== Your instructions ==
Give only a count of the lines that include the string "eight".

[begin Excerpted records]

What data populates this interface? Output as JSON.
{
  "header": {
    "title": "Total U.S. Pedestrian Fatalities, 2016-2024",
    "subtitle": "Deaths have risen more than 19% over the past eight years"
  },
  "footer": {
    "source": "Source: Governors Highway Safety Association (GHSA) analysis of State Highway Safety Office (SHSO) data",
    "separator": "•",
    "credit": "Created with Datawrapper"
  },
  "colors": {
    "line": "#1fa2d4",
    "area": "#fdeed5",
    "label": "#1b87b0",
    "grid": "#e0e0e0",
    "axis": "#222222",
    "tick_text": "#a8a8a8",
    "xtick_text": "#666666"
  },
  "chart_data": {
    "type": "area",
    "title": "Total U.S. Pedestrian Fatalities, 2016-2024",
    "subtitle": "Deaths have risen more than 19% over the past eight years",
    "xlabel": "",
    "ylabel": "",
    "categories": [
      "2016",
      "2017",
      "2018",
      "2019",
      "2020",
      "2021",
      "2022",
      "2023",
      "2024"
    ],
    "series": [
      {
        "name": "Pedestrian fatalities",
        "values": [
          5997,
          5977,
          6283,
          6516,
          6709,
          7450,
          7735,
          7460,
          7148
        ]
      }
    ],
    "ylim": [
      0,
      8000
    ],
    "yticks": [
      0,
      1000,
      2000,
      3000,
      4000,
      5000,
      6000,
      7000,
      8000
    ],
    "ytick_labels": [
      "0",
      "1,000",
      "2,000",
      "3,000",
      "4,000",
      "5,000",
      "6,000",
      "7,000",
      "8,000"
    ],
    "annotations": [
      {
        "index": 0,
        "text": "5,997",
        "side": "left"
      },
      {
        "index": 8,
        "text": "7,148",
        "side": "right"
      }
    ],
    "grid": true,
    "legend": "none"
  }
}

[end Excerpted records]

== Correct result ==
2